» **Directive**: Find each line holding the word "zaro" and give the total alone.

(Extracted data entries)
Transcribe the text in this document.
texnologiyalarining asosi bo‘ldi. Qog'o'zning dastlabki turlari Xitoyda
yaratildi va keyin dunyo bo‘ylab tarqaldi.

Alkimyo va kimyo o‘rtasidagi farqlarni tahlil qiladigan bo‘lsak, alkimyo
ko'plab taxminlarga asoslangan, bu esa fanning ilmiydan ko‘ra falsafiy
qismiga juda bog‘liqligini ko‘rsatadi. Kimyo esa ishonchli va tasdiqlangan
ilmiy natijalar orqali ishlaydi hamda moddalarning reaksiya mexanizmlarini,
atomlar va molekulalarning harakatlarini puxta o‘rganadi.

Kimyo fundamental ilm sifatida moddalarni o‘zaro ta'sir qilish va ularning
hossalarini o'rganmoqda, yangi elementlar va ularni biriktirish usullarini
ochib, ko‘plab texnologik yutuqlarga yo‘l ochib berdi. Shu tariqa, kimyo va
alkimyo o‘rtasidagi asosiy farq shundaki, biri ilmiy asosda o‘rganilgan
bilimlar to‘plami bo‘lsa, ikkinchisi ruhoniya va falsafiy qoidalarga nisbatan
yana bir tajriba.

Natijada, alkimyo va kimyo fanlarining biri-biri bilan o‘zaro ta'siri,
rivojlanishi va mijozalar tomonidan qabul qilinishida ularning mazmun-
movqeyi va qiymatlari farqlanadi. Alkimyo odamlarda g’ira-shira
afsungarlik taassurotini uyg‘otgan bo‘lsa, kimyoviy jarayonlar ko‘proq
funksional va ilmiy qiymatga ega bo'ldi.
--
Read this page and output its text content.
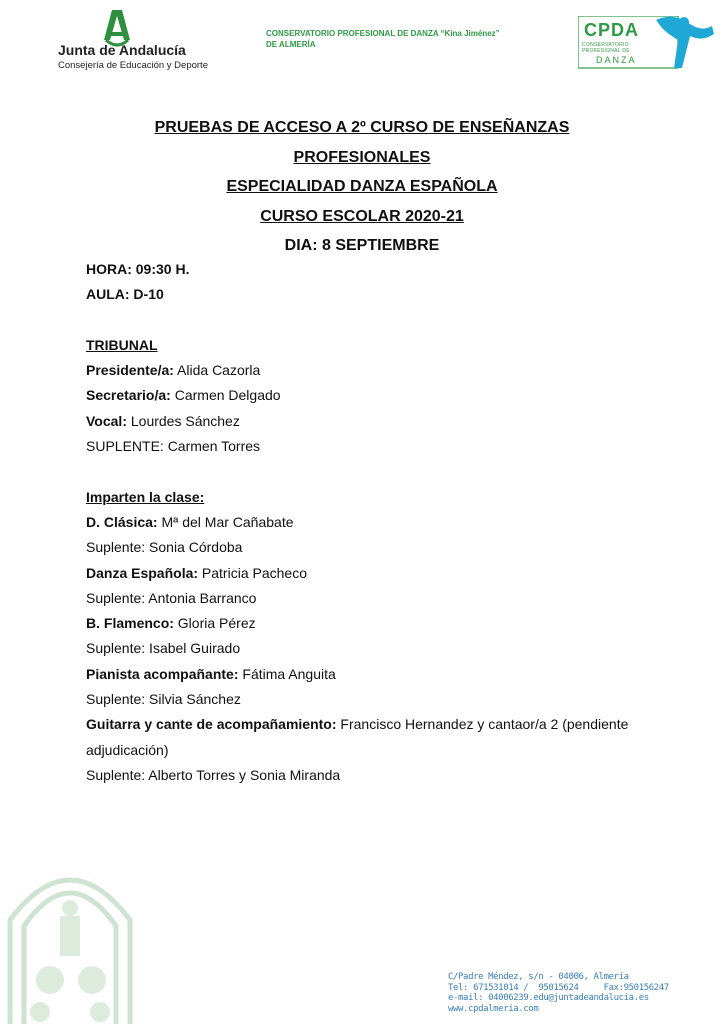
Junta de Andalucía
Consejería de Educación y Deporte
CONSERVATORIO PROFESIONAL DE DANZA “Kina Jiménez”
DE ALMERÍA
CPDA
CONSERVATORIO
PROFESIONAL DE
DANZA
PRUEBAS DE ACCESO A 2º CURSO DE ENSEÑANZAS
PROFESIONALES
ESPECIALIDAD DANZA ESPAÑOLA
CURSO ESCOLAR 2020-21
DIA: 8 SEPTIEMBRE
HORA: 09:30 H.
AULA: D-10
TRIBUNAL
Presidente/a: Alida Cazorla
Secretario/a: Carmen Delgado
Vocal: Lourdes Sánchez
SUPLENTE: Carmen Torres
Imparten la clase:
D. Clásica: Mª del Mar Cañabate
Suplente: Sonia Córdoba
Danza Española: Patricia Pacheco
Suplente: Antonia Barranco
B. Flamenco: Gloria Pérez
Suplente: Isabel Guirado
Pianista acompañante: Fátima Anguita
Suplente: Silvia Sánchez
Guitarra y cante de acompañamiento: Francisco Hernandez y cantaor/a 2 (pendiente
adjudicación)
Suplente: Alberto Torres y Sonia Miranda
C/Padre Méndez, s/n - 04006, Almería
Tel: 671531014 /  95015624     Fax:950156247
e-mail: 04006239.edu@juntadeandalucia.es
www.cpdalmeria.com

» **Task output**: 2